BEGIN DATASET EXTRACT

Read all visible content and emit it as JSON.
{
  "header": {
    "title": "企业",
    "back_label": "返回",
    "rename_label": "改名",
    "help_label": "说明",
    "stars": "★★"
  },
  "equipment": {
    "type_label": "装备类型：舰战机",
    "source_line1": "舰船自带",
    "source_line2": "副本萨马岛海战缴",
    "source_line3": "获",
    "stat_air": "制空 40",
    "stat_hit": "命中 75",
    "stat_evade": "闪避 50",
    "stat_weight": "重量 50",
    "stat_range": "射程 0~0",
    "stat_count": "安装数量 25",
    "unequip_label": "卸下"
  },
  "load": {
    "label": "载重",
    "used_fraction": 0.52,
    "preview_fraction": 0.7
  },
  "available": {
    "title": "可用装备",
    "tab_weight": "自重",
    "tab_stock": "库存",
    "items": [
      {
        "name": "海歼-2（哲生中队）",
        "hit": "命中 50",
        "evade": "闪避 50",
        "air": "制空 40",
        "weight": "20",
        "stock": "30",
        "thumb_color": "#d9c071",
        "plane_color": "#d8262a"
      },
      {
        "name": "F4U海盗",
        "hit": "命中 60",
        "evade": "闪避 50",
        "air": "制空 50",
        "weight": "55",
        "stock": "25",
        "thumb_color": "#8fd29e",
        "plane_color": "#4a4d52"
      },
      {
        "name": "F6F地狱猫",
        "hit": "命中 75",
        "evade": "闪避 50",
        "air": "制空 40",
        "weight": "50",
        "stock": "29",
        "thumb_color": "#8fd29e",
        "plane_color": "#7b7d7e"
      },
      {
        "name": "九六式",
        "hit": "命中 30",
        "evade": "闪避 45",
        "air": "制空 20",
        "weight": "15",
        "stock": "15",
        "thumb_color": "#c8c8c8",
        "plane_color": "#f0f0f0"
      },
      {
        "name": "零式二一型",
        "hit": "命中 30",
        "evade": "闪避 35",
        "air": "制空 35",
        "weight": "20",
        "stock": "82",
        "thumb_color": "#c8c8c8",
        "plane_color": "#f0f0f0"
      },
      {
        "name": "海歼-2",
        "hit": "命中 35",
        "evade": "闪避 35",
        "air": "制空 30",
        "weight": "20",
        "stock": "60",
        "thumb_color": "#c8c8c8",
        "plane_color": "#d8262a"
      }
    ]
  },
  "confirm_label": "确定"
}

END DATASET EXTRACT

WORK TO BE COMPLETED:
Retype the material in full, character for character.

SOLUTION BELOW:
Read all visible content and emit it as JSON.
{
  "header": {
    "title": "企业",
    "back_label": "返回",
    "rename_label": "改名",
    "help_label": "说明",
    "stars": "★★"
  },
  "equipment": {
    "type_label": "装备类型：舰战机",
    "source_line1": "舰船自带",
    "source_line2": "副本萨马岛海战缴",
    "source_line3": "获",
    "stat_air": "制空 40",
    "stat_hit": "命中 75",
    "stat_evade": "闪避 50",
    "stat_weight": "重量 50",
    "stat_range": "射程 0~0",
    "stat_count": "安装数量 25",
    "unequip_label": "卸下"
  },
  "load": {
    "label": "载重",
    "used_fraction": 0.52,
    "preview_fraction": 0.7
  },
  "available": {
    "title": "可用装备",
    "tab_weight": "自重",
    "tab_stock": "库存",
    "items": [
      {
        "name": "海歼-2（哲生中队）",
        "hit": "命中 50",
        "evade": "闪避 50",
        "air": "制空 40",
        "weight": "20",
        "stock": "30",
        "thumb_color": "#d9c071",
        "plane_color": "#d8262a"
      },
      {
        "name": "F4U海盗",
        "hit": "命中 60",
        "evade": "闪避 50",
        "air": "制空 50",
        "weight": "55",
        "stock": "25",
        "thumb_color": "#8fd29e",
        "plane_color": "#4a4d52"
      },
      {
        "name": "F6F地狱猫",
        "hit": "命中 75",
        "evade": "闪避 50",
        "air": "制空 40",
        "weight": "50",
        "stock": "29",
        "thumb_color": "#8fd29e",
        "plane_color": "#7b7d7e"
      },
      {
        "name": "九六式",
        "hit": "命中 30",
        "evade": "闪避 45",
        "air": "制空 20",
        "weight": "15",
        "stock": "15",
        "thumb_color": "#c8c8c8",
        "plane_color": "#f0f0f0"
      },
      {
        "name": "零式二一型",
        "hit": "命中 30",
        "evade": "闪避 35",
        "air": "制空 35",
        "weight": "20",
        "stock": "82",
        "thumb_color": "#c8c8c8",
        "plane_color": "#f0f0f0"
      },
      {
        "name": "海歼-2",
        "hit": "命中 35",
        "evade": "闪避 35",
        "air": "制空 30",
        "weight": "20",
        "stock": "60",
        "thumb_color": "#c8c8c8",
        "plane_color": "#d8262a"
      }
    ]
  },
  "confirm_label": "确定"
}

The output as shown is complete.